> [Required work]
Count how many lines contain the word "غزوة". Respond with the number alone.

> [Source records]
--------------------------------------------------
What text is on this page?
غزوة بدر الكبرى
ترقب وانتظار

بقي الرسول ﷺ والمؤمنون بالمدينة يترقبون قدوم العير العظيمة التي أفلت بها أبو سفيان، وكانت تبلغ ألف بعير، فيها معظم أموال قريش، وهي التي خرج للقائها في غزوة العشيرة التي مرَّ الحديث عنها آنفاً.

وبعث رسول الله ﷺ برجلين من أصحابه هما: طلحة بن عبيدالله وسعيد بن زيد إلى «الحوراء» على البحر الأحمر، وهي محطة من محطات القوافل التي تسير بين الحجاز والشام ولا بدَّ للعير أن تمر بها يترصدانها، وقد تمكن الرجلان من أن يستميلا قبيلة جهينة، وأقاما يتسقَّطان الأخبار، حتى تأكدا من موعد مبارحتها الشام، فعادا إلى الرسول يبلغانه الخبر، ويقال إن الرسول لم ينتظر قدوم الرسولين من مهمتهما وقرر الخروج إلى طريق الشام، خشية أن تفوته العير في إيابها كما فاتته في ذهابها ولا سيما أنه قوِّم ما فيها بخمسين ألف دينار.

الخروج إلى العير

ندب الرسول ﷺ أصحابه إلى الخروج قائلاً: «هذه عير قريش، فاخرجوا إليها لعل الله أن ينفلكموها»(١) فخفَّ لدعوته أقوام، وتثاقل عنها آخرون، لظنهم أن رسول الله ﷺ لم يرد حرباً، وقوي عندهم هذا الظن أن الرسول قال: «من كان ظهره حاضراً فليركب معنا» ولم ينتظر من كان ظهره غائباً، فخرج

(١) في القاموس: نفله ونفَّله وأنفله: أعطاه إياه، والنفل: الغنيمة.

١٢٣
--------------------------------------------------
> [Written answer]
2